(Selected passage begins)
Having constructed this graph structure, we can extract the connected components and score them as “background” or “anomaly” by counting the number of nodes in each component and comparing against the ‘p’ threshold. As a convenience for later, I’m also going to add “class” and “color” attributes to all the nodes in the graph.

def flag_anomalies(g, min_pts_bgnd, node_colors={'anomalies':'r', 'background':'b'}):
    res = {'anomalies':[],'background':[]}
    for c in nx.connected_components(g):
        if len(c) < min_pts_bgnd:
            res['anomalies'].extend(c)
        else:
            res['background'].extend(c)
    for type, array in res.iteritems():
        for node_id in array:
            g.node[node_id]['class'] = type
            g.node[node_id]['color'] = node_colors[type]
    return res, g

Last but not least, let’s score those anomalies. For convenience, I’m going to wrap these scores in a pandas.Series, but this is the only place in our code we’re using pandas so it would actually speed us up a bit not to do it this way (because then we can completely eliminate the pandas import):

import pandas as pd
def calculate_anomaly_scores(classed, adj, n):
    scores = {}
    for a in classed['anomalies']:
        scores[a] = 0
        for z, ij in enumerate(combinations(range(n),2)):
            i,j = ij
            if (i == a or j == a) and (
                i in classed['background'] or
                j in classed['background']):
                d = adj[z]
                if scores[a]:
                    scores[a] = np.min([scores[a], d])
                else:
                    scores[a] = d
    return pd.Series(scores)

Great! Now let’s put all the pieces together to construct out outlier classification tool.

def tad_classify(X, method='euclidean', r=None, rq=.1, p=.1, distances=None):
    if not distances:
        adj = pdist(X, method)
    edges, r = trim_adjacency_matrix(adj, r, rq)
    n = X.shape[0]
    g = construct_graph(edges, n)
    classed, g =  flag_anomalies(g, n*p)
    scores = calculate_anomaly_scores(classed, adj, n)
    return {'classed':classed, 'g':g, 'scores':scores, 'r':r, 'min_pts_bgnd':n*p, 'distances':adj}

Now that we’ve built this thing, let’s try it out on the iris data. I’m going to visualize the result using a pairs plot (a “scatter_matrix” in pandas) which will allow us to see how the outliers relate to the rest of the data across all pairs of dimensions along which we can slice the data.
(Selected passage ends)
(Records shown begins)
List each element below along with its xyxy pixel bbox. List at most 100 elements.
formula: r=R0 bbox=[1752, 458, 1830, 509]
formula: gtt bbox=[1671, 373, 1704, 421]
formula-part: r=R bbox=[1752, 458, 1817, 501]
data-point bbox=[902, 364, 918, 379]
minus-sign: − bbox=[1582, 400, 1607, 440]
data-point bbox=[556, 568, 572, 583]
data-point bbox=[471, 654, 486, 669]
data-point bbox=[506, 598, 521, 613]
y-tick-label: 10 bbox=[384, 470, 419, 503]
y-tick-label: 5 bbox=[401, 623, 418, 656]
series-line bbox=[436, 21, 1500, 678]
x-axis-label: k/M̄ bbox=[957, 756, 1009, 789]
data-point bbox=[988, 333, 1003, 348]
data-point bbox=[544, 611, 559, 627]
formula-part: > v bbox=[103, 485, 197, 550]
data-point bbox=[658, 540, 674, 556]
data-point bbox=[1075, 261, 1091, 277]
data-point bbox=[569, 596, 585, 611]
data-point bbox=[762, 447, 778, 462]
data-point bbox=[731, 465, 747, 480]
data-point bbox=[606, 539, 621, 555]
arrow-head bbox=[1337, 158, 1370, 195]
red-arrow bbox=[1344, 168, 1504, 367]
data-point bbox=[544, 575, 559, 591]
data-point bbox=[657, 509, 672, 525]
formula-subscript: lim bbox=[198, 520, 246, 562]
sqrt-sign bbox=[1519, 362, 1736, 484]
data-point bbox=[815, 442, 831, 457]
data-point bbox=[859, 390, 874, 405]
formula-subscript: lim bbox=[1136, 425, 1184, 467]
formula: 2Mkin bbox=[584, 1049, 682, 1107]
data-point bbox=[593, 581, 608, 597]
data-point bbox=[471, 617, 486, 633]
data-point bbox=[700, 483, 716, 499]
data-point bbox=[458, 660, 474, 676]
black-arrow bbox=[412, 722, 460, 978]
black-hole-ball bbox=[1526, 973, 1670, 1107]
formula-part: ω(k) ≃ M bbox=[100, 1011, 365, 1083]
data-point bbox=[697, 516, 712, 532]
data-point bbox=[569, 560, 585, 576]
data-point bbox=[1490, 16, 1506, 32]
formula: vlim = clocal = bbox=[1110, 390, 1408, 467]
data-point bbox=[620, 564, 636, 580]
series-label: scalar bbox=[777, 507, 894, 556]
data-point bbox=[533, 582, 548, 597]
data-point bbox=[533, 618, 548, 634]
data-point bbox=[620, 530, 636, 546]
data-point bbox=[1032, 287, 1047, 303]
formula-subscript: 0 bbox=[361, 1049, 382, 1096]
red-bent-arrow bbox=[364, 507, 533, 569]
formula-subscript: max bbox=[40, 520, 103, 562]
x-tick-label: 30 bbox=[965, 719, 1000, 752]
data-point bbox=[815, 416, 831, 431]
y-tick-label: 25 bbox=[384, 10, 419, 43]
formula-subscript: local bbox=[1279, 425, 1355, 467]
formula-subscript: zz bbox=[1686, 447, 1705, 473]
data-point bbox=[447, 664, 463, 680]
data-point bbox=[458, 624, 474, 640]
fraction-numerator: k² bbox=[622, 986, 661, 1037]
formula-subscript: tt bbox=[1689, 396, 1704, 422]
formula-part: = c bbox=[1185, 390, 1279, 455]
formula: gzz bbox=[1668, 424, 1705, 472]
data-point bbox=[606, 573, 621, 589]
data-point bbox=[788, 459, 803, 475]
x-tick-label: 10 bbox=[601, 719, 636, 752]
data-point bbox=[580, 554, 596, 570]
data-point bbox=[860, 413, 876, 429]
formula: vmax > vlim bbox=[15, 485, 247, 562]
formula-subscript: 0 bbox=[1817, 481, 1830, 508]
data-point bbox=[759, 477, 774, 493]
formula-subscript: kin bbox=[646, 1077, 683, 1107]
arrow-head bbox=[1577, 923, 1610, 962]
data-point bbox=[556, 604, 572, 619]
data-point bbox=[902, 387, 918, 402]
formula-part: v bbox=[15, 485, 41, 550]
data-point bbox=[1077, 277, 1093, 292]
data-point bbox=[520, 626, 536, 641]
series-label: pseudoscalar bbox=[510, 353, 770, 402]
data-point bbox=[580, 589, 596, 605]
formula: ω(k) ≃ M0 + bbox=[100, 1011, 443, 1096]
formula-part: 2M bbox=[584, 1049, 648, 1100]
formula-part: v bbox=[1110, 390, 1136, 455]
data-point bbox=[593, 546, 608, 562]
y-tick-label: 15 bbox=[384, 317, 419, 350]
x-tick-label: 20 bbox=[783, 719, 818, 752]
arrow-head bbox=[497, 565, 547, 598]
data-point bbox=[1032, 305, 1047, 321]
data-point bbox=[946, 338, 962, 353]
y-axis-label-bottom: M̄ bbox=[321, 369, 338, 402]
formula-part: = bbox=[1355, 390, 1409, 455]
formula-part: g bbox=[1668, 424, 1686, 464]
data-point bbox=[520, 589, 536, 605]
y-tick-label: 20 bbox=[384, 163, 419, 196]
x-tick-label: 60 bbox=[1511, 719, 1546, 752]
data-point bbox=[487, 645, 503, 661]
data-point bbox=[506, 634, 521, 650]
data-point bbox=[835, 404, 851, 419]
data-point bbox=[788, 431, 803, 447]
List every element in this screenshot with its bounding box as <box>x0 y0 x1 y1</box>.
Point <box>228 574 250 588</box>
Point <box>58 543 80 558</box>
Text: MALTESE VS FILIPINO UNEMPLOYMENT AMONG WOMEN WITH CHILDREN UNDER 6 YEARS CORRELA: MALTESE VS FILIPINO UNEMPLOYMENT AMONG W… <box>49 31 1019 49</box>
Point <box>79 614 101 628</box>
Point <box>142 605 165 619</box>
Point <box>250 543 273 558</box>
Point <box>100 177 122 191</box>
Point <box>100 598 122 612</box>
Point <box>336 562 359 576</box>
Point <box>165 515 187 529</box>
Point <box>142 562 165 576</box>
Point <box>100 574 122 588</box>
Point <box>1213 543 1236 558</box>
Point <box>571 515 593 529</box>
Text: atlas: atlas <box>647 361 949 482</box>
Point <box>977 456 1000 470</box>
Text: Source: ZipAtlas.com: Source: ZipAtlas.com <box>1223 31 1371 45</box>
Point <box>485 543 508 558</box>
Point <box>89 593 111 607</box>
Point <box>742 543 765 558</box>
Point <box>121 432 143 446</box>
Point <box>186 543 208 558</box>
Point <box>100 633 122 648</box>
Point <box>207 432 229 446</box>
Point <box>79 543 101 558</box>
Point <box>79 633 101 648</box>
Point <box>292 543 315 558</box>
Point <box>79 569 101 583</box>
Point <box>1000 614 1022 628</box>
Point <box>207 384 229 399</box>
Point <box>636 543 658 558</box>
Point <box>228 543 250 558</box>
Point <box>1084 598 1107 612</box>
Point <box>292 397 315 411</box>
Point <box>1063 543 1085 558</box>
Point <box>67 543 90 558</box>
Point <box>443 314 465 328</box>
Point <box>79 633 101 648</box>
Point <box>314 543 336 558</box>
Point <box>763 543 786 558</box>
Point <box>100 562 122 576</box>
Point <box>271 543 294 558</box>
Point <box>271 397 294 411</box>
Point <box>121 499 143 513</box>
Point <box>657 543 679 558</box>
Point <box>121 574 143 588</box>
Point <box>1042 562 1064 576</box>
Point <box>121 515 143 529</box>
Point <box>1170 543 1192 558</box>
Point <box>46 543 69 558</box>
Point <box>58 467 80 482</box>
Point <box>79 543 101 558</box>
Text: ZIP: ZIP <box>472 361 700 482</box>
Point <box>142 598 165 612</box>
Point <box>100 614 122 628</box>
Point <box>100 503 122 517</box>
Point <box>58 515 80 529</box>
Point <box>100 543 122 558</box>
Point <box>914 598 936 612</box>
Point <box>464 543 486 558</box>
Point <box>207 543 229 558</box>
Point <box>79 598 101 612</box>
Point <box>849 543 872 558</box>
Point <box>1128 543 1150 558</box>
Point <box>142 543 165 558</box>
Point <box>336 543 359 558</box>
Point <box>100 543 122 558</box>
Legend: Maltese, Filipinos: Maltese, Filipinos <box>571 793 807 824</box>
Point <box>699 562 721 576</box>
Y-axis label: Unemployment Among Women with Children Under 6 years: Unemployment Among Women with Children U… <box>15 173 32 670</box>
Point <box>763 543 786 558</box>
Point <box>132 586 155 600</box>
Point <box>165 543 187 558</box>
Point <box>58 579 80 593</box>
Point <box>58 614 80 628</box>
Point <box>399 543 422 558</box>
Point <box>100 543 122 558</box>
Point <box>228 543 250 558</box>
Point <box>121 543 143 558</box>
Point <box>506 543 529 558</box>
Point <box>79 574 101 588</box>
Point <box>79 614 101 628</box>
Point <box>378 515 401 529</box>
(Records shown ends)
What you have to do:
Can you transcribe the anomaly-detection tutorial exactly, covering everything from "edges, r = trim_adjacency_matrix(adj, r, rq)" down to "slice the data."?

Reply:
edges, r = trim_adjacency_matrix(adj, r, rq)
    n = X.shape[0]
    g = construct_graph(edges, n)
    classed, g =  flag_anomalies(g, n*p)
    scores = calculate_anomaly_scores(classed, adj, n)
    return {'classed':classed, 'g':g, 'scores':scores, 'r':r, 'min_pts_bgnd':n*p, 'distances':adj}

Now that we’ve built this thing, let’s try it out on the iris data. I’m going to visualize the result using a pairs plot (a “scatter_matrix” in pandas) which will allow us to see how the outliers relate to the rest of the data across all pairs of dimensions along which we can slice the data.